[Extracted entries start]

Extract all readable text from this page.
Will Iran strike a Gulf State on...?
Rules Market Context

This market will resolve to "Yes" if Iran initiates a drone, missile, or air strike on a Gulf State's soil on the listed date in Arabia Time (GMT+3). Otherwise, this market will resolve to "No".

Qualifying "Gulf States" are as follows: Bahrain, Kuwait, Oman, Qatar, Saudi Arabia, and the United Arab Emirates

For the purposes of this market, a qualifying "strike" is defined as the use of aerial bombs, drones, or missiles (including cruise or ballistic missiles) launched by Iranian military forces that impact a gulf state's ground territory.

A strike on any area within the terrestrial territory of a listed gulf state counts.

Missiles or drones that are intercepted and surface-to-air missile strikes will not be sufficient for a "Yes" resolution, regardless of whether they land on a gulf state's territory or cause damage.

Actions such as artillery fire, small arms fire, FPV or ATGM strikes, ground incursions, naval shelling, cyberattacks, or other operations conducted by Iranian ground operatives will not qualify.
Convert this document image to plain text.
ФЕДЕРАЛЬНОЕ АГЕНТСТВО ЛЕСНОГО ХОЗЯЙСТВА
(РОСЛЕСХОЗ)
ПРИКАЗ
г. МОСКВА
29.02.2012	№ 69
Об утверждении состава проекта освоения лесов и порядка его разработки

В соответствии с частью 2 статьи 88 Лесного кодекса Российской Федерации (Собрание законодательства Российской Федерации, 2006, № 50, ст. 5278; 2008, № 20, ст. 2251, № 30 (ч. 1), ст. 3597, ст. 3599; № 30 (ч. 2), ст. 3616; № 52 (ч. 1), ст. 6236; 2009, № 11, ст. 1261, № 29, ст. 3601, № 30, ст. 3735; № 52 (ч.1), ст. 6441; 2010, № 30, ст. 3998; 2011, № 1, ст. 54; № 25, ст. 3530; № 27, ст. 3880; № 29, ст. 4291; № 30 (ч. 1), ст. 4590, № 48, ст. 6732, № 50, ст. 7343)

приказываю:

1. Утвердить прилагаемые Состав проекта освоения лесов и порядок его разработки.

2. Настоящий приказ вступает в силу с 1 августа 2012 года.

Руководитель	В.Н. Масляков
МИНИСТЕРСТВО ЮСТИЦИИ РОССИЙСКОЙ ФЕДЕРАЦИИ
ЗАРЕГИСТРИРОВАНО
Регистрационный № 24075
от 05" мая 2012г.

[Extracted entries end]

Your objective - Write out all records exactly, keeping every detail.

Reply -
Extract all readable text from this page.
Will Iran strike a Gulf State on...?
Rules Market Context

This market will resolve to "Yes" if Iran initiates a drone, missile, or air strike on a Gulf State's soil on the listed date in Arabia Time (GMT+3). Otherwise, this market will resolve to "No".

Qualifying "Gulf States" are as follows: Bahrain, Kuwait, Oman, Qatar, Saudi Arabia, and the United Arab Emirates

For the purposes of this market, a qualifying "strike" is defined as the use of aerial bombs, drones, or missiles (including cruise or ballistic missiles) launched by Iranian military forces that impact a gulf state's ground territory.

A strike on any area within the terrestrial territory of a listed gulf state counts.

Missiles or drones that are intercepted and surface-to-air missile strikes will not be sufficient for a "Yes" resolution, regardless of whether they land on a gulf state's territory or cause damage.

Actions such as artillery fire, small arms fire, FPV or ATGM strikes, ground incursions, naval shelling, cyberattacks, or other operations conducted by Iranian ground operatives will not qualify.
Convert this document image to plain text.
ФЕДЕРАЛЬНОЕ АГЕНТСТВО ЛЕСНОГО ХОЗЯЙСТВА
(РОСЛЕСХОЗ)
ПРИКАЗ
г. МОСКВА
29.02.2012	№ 69
Об утверждении состава проекта освоения лесов и порядка его разработки

В соответствии с частью 2 статьи 88 Лесного кодекса Российской Федерации (Собрание законодательства Российской Федерации, 2006, № 50, ст. 5278; 2008, № 20, ст. 2251, № 30 (ч. 1), ст. 3597, ст. 3599; № 30 (ч. 2), ст. 3616; № 52 (ч. 1), ст. 6236; 2009, № 11, ст. 1261, № 29, ст. 3601, № 30, ст. 3735; № 52 (ч.1), ст. 6441; 2010, № 30, ст. 3998; 2011, № 1, ст. 54; № 25, ст. 3530; № 27, ст. 3880; № 29, ст. 4291; № 30 (ч. 1), ст. 4590, № 48, ст. 6732, № 50, ст. 7343)

приказываю:

1. Утвердить прилагаемые Состав проекта освоения лесов и порядок его разработки.

2. Настоящий приказ вступает в силу с 1 августа 2012 года.

Руководитель	В.Н. Масляков
МИНИСТЕРСТВО ЮСТИЦИИ РОССИЙСКОЙ ФЕДЕРАЦИИ
ЗАРЕГИСТРИРОВАНО
Регистрационный № 24075
от 05" мая 2012г.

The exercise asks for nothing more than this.